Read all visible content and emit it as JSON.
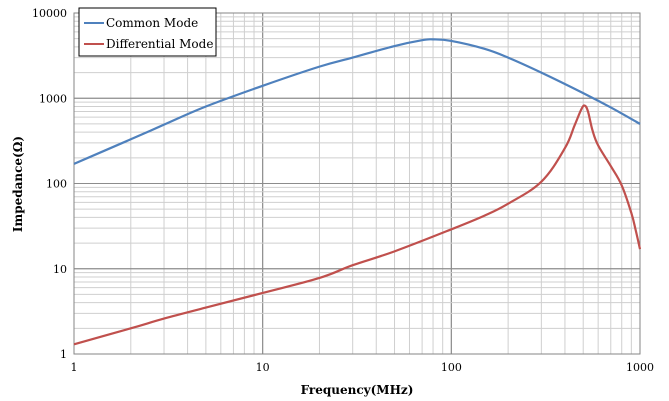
{
  "chart_data": {
    "type": "line",
    "title": "",
    "xlabel": "Frequency(MHz)",
    "ylabel": "Impedance(Ω)",
    "xscale": "log",
    "yscale": "log",
    "xlim": [
      1,
      1000
    ],
    "ylim": [
      1,
      10000
    ],
    "grid": true,
    "legend_position": "top-left",
    "x_ticks": [
      {
        "value": 1,
        "label": "1"
      },
      {
        "value": 10,
        "label": "10"
      },
      {
        "value": 100,
        "label": "100"
      },
      {
        "value": 1000,
        "label": "1000"
      }
    ],
    "y_ticks": [
      {
        "value": 1,
        "label": "1"
      },
      {
        "value": 10,
        "label": "10"
      },
      {
        "value": 100,
        "label": "100"
      },
      {
        "value": 1000,
        "label": "1000"
      },
      {
        "value": 10000,
        "label": "10000"
      }
    ],
    "series": [
      {
        "name": "Common Mode",
        "color": "#4F81BD",
        "points": [
          [
            1,
            170
          ],
          [
            2,
            330
          ],
          [
            3,
            490
          ],
          [
            5,
            800
          ],
          [
            10,
            1400
          ],
          [
            20,
            2350
          ],
          [
            30,
            3000
          ],
          [
            50,
            4100
          ],
          [
            70,
            4800
          ],
          [
            80,
            4900
          ],
          [
            100,
            4700
          ],
          [
            150,
            3800
          ],
          [
            200,
            3000
          ],
          [
            300,
            2000
          ],
          [
            500,
            1150
          ],
          [
            700,
            780
          ],
          [
            1000,
            500
          ]
        ]
      },
      {
        "name": "Differential Mode",
        "color": "#C0504D",
        "points": [
          [
            1,
            1.3
          ],
          [
            2,
            2.0
          ],
          [
            3,
            2.6
          ],
          [
            5,
            3.5
          ],
          [
            10,
            5.2
          ],
          [
            20,
            7.8
          ],
          [
            30,
            11
          ],
          [
            50,
            16
          ],
          [
            100,
            29
          ],
          [
            150,
            42
          ],
          [
            200,
            58
          ],
          [
            300,
            105
          ],
          [
            400,
            260
          ],
          [
            450,
            480
          ],
          [
            490,
            750
          ],
          [
            510,
            820
          ],
          [
            530,
            700
          ],
          [
            560,
            420
          ],
          [
            600,
            280
          ],
          [
            700,
            160
          ],
          [
            800,
            95
          ],
          [
            900,
            45
          ],
          [
            950,
            28
          ],
          [
            1000,
            17
          ]
        ]
      }
    ]
  }
}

□ □ □ □ □

Instructions for the task: Pick out the lines containing the word "Mode" and show them.

Answer:
        "name": "Common Mode",
        "name": "Differential Mode",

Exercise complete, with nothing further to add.